- [TASK]: Reproduce all of the data exactly, with no line skipped.

--- start of RECORDS SUPPLIED ---

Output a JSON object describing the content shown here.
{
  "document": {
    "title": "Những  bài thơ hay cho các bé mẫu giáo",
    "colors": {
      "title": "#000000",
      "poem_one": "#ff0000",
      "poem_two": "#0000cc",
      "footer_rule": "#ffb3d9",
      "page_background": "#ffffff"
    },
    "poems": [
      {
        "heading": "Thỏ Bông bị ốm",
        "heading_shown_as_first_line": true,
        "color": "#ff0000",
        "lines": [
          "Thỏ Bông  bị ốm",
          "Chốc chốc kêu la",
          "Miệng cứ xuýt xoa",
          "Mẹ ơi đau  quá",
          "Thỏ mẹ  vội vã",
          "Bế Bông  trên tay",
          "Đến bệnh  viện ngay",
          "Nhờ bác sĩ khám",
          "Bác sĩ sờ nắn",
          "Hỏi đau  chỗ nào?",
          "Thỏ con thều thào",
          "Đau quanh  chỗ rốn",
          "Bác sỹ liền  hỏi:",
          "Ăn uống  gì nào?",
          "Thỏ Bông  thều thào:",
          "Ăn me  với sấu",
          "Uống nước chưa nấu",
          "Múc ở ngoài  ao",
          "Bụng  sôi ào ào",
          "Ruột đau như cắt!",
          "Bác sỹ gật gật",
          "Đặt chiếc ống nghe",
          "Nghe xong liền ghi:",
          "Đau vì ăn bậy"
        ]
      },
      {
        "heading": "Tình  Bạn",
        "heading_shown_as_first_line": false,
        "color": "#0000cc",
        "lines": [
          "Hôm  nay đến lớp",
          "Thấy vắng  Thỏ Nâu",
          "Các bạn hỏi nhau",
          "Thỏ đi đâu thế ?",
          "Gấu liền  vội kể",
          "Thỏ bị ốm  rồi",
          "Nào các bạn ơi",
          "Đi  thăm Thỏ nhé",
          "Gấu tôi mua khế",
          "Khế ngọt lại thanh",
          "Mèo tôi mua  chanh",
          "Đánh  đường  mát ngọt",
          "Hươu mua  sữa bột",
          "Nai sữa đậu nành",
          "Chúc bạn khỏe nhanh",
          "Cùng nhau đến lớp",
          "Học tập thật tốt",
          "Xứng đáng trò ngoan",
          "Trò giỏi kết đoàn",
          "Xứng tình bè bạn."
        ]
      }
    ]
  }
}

--- end of RECORDS SUPPLIED ---

- [RIGHT ANSWER]:
Output a JSON object describing the content shown here.
{
  "document": {
    "title": "Những  bài thơ hay cho các bé mẫu giáo",
    "colors": {
      "title": "#000000",
      "poem_one": "#ff0000",
      "poem_two": "#0000cc",
      "footer_rule": "#ffb3d9",
      "page_background": "#ffffff"
    },
    "poems": [
      {
        "heading": "Thỏ Bông bị ốm",
        "heading_shown_as_first_line": true,
        "color": "#ff0000",
        "lines": [
          "Thỏ Bông  bị ốm",
          "Chốc chốc kêu la",
          "Miệng cứ xuýt xoa",
          "Mẹ ơi đau  quá",
          "Thỏ mẹ  vội vã",
          "Bế Bông  trên tay",
          "Đến bệnh  viện ngay",
          "Nhờ bác sĩ khám",
          "Bác sĩ sờ nắn",
          "Hỏi đau  chỗ nào?",
          "Thỏ con thều thào",
          "Đau quanh  chỗ rốn",
          "Bác sỹ liền  hỏi:",
          "Ăn uống  gì nào?",
          "Thỏ Bông  thều thào:",
          "Ăn me  với sấu",
          "Uống nước chưa nấu",
          "Múc ở ngoài  ao",
          "Bụng  sôi ào ào",
          "Ruột đau như cắt!",
          "Bác sỹ gật gật",
          "Đặt chiếc ống nghe",
          "Nghe xong liền ghi:",
          "Đau vì ăn bậy"
        ]
      },
      {
        "heading": "Tình  Bạn",
        "heading_shown_as_first_line": false,
        "color": "#0000cc",
        "lines": [
          "Hôm  nay đến lớp",
          "Thấy vắng  Thỏ Nâu",
          "Các bạn hỏi nhau",
          "Thỏ đi đâu thế ?",
          "Gấu liền  vội kể",
          "Thỏ bị ốm  rồi",
          "Nào các bạn ơi",
          "Đi  thăm Thỏ nhé",
          "Gấu tôi mua khế",
          "Khế ngọt lại thanh",
          "Mèo tôi mua  chanh",
          "Đánh  đường  mát ngọt",
          "Hươu mua  sữa bột",
          "Nai sữa đậu nành",
          "Chúc bạn khỏe nhanh",
          "Cùng nhau đến lớp",
          "Học tập thật tốt",
          "Xứng đáng trò ngoan",
          "Trò giỏi kết đoàn",
          "Xứng tình bè bạn."
        ]
      }
    ]
  }
}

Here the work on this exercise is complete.